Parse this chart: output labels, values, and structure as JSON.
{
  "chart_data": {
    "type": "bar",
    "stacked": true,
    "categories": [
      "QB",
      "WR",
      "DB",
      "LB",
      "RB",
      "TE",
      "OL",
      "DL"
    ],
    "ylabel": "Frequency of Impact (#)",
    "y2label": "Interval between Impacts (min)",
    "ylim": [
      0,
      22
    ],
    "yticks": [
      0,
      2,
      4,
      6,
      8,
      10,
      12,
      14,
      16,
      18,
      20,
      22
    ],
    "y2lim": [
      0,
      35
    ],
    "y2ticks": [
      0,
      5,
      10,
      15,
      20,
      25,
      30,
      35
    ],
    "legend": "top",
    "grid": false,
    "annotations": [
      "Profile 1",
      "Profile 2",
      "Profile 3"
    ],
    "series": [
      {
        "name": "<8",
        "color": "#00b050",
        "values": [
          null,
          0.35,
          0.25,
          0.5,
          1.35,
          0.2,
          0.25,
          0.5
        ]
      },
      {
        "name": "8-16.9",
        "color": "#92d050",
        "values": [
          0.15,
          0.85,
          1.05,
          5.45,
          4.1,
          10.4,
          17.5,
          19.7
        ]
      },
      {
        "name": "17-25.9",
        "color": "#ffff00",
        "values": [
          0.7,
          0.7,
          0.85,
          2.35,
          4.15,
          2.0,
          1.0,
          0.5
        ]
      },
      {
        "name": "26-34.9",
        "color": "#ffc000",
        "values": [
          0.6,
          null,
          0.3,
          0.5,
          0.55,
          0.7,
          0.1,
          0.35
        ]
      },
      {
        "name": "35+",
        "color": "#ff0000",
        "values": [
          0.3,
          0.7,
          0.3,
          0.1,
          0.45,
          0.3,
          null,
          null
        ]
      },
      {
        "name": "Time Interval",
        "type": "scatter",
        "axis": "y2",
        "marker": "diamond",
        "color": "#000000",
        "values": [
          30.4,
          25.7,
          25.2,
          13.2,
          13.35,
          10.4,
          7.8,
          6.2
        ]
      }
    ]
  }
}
■ ■ ■ ■
* **Written request**:
Where a line in the entries holds the word "Interval", copy that line.

* **The output**:
    "y2label": "Interval between Impacts (min)",
        "name": "Time Interval",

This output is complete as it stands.